SHORT PROBLEM: Go through the listing below and gather every line with the word "Orchestra".

>>>

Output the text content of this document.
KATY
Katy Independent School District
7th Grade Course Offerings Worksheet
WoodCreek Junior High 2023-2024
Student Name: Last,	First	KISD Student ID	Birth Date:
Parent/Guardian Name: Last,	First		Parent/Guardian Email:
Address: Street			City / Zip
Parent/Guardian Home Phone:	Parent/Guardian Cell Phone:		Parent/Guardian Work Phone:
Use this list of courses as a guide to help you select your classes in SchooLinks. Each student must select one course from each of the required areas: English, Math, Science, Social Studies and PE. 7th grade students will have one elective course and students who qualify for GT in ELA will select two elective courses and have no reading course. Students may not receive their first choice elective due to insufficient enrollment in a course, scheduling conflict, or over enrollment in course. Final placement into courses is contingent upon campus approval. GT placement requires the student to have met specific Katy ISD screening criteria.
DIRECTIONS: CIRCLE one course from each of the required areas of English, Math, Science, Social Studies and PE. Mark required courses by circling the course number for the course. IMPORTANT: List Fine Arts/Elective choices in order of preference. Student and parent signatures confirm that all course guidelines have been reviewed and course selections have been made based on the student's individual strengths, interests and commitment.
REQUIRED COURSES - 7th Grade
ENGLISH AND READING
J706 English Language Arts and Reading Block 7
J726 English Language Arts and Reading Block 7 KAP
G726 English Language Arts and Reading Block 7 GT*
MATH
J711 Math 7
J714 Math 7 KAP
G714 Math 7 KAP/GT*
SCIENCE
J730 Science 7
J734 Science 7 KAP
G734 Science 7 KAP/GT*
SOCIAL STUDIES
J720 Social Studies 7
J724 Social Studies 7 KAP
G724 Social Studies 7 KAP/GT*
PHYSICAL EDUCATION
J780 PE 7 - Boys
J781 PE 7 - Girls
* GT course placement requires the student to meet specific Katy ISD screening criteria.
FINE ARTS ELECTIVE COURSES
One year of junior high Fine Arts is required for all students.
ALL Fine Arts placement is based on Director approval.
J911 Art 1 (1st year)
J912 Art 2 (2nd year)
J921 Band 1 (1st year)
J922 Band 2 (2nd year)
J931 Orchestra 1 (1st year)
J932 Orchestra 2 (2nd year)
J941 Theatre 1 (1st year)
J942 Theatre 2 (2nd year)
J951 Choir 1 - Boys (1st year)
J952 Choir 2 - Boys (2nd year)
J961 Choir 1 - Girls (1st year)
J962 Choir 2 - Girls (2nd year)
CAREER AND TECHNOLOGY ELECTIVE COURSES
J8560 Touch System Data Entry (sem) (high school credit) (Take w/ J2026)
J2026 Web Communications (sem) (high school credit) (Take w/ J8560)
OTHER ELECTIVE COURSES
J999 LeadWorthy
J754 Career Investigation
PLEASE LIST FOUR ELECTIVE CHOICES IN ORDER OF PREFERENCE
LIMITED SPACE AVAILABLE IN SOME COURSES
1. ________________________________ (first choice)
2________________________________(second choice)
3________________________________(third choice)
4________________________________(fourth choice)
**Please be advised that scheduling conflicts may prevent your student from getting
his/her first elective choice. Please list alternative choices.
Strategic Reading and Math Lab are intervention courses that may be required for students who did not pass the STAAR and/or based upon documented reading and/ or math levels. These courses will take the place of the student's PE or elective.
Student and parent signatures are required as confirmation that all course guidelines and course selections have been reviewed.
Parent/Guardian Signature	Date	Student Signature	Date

<<<

RESPONSE FOR THIS EXERCISE:
J931 Orchestra 1 (1st year)
J932 Orchestra 2 (2nd year)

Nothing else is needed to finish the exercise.